─── Supplied data ───
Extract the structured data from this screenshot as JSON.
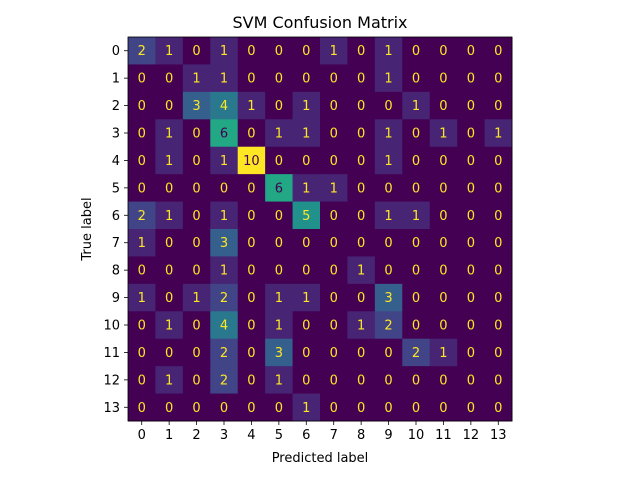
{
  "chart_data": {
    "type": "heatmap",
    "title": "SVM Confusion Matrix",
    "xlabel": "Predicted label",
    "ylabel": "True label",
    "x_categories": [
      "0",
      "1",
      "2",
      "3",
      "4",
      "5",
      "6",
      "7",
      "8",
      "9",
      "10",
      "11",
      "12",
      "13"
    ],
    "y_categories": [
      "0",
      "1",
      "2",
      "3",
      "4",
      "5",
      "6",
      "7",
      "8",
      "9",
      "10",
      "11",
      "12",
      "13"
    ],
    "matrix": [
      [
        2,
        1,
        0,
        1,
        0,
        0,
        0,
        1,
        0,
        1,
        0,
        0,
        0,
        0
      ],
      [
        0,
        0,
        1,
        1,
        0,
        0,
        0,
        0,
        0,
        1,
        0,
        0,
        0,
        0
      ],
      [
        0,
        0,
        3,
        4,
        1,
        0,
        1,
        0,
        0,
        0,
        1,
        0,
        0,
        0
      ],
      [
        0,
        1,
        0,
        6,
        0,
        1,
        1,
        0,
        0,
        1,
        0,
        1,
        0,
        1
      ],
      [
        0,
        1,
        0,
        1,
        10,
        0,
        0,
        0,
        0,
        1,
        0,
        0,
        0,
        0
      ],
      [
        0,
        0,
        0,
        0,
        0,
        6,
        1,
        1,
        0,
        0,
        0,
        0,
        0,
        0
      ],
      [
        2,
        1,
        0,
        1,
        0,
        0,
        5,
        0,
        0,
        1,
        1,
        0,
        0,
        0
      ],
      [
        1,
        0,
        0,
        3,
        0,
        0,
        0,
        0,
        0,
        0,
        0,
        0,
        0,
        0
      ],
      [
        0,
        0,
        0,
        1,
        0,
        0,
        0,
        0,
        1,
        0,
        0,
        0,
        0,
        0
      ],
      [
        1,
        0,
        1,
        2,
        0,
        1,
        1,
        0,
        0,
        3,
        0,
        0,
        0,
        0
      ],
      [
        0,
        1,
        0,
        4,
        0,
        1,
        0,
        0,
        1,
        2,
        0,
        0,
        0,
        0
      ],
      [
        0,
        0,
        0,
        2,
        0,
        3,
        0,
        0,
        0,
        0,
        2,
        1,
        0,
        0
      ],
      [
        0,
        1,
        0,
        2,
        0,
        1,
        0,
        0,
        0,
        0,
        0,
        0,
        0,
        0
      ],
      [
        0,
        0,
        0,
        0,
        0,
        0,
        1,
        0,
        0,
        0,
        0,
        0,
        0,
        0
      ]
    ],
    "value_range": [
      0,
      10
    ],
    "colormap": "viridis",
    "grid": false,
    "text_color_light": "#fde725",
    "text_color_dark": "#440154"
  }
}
───
**Instructions for the task**
Pictures stay out of the copy; please restate every record above exactly.

**Task solution**
Extract the structured data from this screenshot as JSON.
{
  "chart_data": {
    "type": "heatmap",
    "title": "SVM Confusion Matrix",
    "xlabel": "Predicted label",
    "ylabel": "True label",
    "x_categories": [
      "0",
      "1",
      "2",
      "3",
      "4",
      "5",
      "6",
      "7",
      "8",
      "9",
      "10",
      "11",
      "12",
      "13"
    ],
    "y_categories": [
      "0",
      "1",
      "2",
      "3",
      "4",
      "5",
      "6",
      "7",
      "8",
      "9",
      "10",
      "11",
      "12",
      "13"
    ],
    "matrix": [
      [
        2,
        1,
        0,
        1,
        0,
        0,
        0,
        1,
        0,
        1,
        0,
        0,
        0,
        0
      ],
      [
        0,
        0,
        1,
        1,
        0,
        0,
        0,
        0,
        0,
        1,
        0,
        0,
        0,
        0
      ],
      [
        0,
        0,
        3,
        4,
        1,
        0,
        1,
        0,
        0,
        0,
        1,
        0,
        0,
        0
      ],
      [
        0,
        1,
        0,
        6,
        0,
        1,
        1,
        0,
        0,
        1,
        0,
        1,
        0,
        1
      ],
      [
        0,
        1,
        0,
        1,
        10,
        0,
        0,
        0,
        0,
        1,
        0,
        0,
        0,
        0
      ],
      [
        0,
        0,
        0,
        0,
        0,
        6,
        1,
        1,
        0,
        0,
        0,
        0,
        0,
        0
      ],
      [
        2,
        1,
        0,
        1,
        0,
        0,
        5,
        0,
        0,
        1,
        1,
        0,
        0,
        0
      ],
      [
        1,
        0,
        0,
        3,
        0,
        0,
        0,
        0,
        0,
        0,
        0,
        0,
        0,
        0
      ],
      [
        0,
        0,
        0,
        1,
        0,
        0,
        0,
        0,
        1,
        0,
        0,
        0,
        0,
        0
      ],
      [
        1,
        0,
        1,
        2,
        0,
        1,
        1,
        0,
        0,
        3,
        0,
        0,
        0,
        0
      ],
      [
        0,
        1,
        0,
        4,
        0,
        1,
        0,
        0,
        1,
        2,
        0,
        0,
        0,
        0
      ],
      [
        0,
        0,
        0,
        2,
        0,
        3,
        0,
        0,
        0,
        0,
        2,
        1,
        0,
        0
      ],
      [
        0,
        1,
        0,
        2,
        0,
        1,
        0,
        0,
        0,
        0,
        0,
        0,
        0,
        0
      ],
      [
        0,
        0,
        0,
        0,
        0,
        0,
        1,
        0,
        0,
        0,
        0,
        0,
        0,
        0
      ]
    ],
    "value_range": [
      0,
      10
    ],
    "colormap": "viridis",
    "grid": false,
    "text_color_light": "#fde725",
    "text_color_dark": "#440154"
  }
}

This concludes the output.